▸ What to work on: What is the number of lines in the data holding the word "Smuts"? Give that number by itself.

▸ Raw records:
↓
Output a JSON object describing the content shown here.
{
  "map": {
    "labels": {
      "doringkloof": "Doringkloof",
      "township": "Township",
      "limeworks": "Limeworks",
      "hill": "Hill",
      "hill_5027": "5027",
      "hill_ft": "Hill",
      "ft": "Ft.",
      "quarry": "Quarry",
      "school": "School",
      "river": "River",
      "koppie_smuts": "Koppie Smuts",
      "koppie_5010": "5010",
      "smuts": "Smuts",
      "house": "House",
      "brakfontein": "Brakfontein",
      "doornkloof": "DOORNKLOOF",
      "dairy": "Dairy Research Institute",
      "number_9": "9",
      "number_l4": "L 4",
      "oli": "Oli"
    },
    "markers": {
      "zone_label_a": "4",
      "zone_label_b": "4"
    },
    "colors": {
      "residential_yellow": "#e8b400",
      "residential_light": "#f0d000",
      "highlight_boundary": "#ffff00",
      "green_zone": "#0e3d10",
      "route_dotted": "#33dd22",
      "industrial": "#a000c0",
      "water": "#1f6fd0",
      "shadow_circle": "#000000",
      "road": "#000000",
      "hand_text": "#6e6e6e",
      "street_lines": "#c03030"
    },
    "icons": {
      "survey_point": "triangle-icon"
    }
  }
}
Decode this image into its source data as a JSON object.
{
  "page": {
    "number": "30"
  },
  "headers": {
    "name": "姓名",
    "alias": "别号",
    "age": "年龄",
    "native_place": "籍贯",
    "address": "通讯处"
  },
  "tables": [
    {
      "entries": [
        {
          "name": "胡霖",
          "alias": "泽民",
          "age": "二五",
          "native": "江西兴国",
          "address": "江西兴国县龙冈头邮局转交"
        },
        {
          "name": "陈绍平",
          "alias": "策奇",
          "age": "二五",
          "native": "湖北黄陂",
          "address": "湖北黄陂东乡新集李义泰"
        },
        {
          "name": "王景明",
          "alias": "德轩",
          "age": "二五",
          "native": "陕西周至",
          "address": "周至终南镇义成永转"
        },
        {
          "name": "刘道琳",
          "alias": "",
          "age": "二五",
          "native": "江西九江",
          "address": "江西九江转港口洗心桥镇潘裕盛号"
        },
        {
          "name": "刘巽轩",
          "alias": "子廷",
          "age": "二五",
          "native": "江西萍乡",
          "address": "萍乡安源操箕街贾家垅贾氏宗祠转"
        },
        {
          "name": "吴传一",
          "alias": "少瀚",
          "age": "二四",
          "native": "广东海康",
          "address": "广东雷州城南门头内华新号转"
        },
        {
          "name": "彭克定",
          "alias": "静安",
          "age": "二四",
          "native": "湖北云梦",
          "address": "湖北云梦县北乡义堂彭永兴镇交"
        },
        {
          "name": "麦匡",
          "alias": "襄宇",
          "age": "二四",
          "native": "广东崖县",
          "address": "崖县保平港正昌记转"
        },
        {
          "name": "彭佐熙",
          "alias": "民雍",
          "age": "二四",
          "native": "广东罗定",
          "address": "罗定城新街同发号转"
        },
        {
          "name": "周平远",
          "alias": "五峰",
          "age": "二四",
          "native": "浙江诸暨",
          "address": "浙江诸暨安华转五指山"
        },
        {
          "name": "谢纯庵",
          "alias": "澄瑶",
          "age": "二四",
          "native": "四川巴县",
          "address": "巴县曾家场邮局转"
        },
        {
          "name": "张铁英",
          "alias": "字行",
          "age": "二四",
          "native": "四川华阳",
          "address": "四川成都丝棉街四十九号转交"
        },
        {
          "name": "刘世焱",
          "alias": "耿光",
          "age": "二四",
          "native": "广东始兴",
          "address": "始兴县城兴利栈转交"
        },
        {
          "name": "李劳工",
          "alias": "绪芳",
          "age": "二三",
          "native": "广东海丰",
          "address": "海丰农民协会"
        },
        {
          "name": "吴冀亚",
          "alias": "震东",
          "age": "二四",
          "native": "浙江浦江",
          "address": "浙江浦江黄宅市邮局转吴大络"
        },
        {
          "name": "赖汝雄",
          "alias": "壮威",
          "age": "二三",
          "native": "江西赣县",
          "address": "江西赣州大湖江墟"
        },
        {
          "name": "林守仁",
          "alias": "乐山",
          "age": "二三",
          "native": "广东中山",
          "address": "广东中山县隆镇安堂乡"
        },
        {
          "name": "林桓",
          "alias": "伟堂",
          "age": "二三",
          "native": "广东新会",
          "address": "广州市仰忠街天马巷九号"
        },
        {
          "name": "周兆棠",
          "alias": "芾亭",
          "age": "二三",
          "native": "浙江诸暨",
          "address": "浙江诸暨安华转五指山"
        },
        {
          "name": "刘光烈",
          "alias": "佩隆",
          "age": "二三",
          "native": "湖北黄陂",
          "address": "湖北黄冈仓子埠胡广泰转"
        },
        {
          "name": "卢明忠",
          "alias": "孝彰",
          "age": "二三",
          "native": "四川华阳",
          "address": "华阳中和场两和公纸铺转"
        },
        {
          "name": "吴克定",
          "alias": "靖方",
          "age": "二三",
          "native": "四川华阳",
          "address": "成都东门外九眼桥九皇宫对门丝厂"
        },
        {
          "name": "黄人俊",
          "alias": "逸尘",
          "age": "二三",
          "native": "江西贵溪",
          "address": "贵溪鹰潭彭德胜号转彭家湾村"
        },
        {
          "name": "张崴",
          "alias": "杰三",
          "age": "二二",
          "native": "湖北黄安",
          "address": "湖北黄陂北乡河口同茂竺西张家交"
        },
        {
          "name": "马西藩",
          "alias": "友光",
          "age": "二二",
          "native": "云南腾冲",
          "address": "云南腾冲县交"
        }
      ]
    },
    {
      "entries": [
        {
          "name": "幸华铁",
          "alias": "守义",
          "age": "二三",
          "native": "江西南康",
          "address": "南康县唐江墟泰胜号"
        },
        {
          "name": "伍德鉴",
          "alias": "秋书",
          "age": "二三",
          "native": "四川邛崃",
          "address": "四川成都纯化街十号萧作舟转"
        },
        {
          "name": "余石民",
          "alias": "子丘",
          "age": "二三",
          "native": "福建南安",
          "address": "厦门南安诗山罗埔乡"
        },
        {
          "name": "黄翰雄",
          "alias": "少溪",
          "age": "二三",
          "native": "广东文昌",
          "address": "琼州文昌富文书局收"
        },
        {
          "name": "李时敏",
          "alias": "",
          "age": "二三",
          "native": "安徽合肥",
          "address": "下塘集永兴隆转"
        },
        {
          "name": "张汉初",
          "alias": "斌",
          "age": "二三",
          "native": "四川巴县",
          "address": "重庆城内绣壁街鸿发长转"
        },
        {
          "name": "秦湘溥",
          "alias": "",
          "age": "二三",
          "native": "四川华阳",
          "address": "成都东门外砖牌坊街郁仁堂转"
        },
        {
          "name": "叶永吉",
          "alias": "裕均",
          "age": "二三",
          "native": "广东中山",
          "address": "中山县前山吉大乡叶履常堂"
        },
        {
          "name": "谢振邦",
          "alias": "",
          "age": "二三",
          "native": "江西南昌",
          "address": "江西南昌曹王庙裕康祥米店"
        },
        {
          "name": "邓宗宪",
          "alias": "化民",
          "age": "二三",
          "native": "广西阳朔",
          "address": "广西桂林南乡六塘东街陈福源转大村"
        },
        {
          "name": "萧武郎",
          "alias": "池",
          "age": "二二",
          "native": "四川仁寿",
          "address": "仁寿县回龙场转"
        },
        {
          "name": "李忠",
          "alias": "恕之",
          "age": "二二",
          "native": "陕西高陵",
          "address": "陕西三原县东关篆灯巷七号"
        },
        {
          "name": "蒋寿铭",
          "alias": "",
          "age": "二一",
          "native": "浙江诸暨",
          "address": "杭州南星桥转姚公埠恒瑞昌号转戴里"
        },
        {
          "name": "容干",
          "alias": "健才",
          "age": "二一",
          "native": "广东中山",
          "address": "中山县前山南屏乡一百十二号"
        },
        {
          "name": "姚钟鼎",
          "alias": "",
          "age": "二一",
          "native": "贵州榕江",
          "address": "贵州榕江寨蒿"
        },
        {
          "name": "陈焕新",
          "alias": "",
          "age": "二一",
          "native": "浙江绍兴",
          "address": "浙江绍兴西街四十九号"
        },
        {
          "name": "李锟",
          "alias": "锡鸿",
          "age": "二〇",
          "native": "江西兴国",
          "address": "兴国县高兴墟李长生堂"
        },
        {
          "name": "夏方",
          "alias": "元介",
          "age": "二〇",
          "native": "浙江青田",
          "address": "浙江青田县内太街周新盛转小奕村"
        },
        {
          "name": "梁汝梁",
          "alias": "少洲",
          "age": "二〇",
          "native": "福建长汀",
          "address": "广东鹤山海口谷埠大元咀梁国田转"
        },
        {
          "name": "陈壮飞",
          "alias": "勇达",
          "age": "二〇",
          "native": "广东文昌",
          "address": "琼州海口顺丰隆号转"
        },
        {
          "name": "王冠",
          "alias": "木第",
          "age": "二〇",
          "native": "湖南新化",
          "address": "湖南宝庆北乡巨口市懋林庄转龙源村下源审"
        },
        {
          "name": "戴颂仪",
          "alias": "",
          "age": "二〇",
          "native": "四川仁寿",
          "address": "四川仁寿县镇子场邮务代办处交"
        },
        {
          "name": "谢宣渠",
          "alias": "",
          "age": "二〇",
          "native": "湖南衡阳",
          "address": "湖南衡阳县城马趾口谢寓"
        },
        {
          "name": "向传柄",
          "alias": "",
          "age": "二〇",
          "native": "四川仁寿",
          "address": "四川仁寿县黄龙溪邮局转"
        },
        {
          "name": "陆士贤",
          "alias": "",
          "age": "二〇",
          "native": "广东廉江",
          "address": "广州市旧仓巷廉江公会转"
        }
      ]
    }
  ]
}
↑
▸ Reply: 2